* _What is being asked_
Track down each line that has the word "delle" and copy it.

BEGIN

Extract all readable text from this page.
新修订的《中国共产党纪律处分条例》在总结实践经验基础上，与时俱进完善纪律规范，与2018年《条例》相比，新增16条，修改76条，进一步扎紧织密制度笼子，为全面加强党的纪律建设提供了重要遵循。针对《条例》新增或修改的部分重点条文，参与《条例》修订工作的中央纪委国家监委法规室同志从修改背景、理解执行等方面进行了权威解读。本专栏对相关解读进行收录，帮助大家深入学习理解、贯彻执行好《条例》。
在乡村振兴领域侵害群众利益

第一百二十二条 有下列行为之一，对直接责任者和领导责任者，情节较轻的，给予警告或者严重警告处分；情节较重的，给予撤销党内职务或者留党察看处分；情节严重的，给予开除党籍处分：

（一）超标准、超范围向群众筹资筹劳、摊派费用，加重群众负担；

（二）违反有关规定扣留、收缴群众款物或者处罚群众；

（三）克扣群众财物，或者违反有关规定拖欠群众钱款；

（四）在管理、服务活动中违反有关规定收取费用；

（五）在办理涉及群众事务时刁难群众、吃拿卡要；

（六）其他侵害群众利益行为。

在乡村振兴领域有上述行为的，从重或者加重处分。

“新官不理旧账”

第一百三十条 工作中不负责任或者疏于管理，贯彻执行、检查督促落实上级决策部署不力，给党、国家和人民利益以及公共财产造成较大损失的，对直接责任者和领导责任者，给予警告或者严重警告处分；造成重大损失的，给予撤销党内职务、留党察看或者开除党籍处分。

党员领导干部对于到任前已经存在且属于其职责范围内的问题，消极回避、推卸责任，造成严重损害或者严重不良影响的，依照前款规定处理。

END
BEGIN

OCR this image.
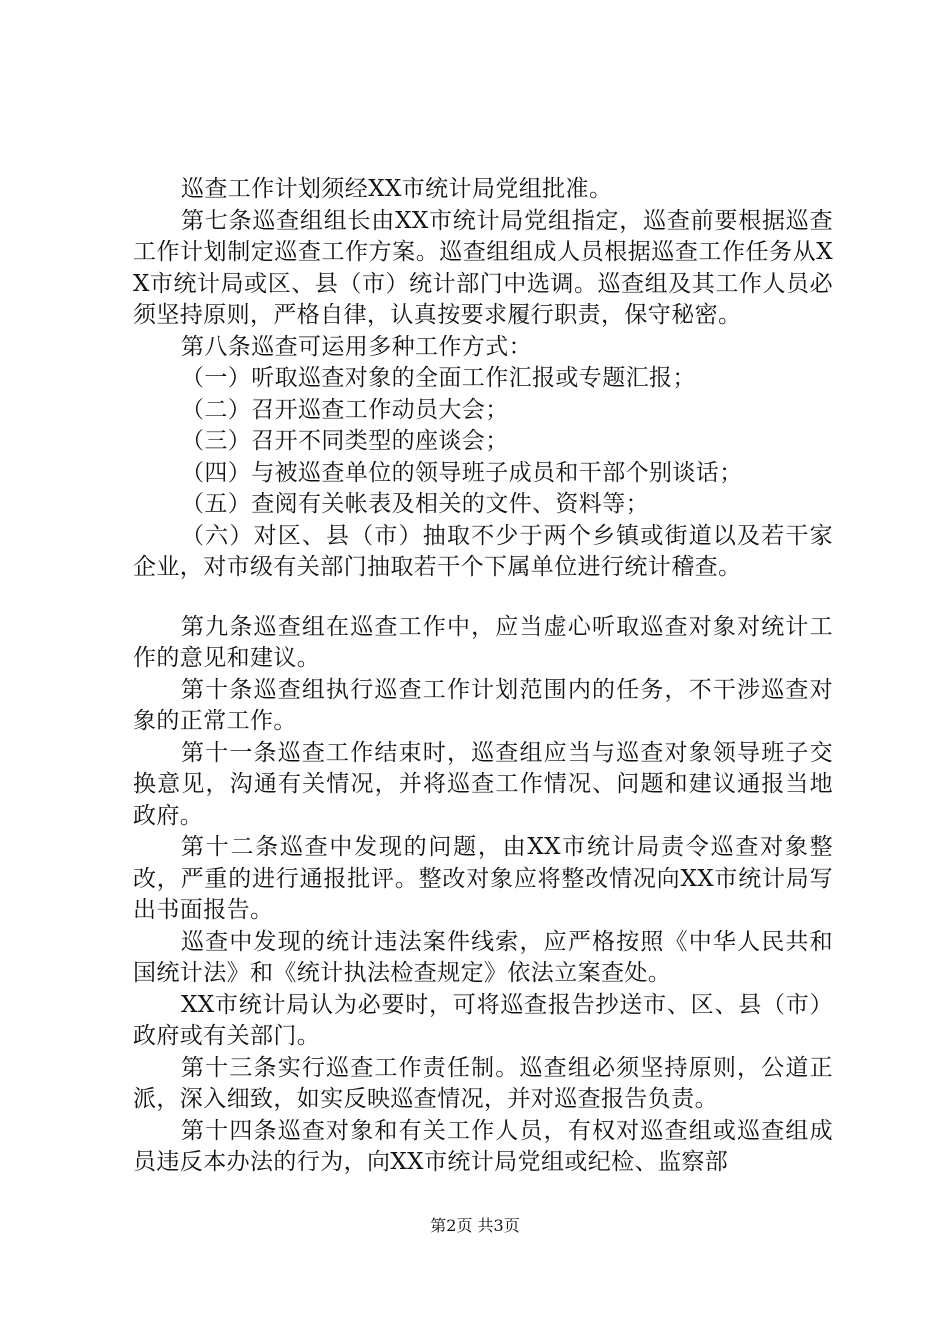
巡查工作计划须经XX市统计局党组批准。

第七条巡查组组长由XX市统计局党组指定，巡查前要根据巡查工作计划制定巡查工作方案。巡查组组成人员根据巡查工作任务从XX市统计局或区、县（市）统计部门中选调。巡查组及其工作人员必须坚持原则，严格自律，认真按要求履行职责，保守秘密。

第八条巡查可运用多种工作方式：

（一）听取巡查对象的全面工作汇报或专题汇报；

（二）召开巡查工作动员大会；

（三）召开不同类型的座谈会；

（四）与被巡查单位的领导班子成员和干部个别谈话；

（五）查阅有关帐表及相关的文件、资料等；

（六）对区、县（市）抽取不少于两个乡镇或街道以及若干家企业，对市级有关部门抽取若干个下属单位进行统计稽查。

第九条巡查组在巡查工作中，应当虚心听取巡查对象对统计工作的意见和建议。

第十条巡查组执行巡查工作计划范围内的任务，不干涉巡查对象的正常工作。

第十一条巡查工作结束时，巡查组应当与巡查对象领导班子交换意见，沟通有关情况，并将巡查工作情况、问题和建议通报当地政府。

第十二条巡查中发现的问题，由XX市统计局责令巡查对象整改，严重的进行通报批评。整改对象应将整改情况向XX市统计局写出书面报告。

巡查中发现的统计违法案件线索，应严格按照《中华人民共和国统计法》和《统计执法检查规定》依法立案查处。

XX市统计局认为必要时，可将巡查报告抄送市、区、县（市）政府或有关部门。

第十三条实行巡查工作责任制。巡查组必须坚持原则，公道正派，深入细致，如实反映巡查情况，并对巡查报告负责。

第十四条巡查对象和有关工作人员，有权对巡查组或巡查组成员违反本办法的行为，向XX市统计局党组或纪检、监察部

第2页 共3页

END
BEGIN

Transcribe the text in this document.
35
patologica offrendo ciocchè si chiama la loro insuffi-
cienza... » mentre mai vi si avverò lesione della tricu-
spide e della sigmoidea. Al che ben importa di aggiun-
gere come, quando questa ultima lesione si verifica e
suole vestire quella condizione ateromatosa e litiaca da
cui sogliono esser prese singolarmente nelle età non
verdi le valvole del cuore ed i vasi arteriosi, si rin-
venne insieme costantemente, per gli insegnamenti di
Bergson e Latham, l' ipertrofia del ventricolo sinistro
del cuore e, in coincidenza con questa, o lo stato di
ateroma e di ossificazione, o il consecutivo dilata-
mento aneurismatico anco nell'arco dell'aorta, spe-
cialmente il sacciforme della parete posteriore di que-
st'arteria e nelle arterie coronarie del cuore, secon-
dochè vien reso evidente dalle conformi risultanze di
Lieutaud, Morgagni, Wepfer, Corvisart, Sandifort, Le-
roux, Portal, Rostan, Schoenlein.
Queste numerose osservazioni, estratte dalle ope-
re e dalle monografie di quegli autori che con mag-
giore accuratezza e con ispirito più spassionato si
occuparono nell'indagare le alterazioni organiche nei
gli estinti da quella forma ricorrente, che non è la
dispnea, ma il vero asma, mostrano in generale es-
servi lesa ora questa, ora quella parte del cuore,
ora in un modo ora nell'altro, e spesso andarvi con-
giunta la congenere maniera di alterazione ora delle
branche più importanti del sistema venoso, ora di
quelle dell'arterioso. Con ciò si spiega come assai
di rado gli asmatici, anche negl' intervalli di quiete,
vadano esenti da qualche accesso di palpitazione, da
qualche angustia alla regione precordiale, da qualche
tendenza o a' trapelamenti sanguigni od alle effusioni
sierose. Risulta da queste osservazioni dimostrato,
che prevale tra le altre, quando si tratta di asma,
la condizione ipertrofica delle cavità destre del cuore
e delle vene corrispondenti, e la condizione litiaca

END

* _Correct response_
giunta la congenere maniera di alterazione ora delle
la condizione ipertrofica delle cavità destre del cuore
e delle vene corrispondenti, e la condizione litiaca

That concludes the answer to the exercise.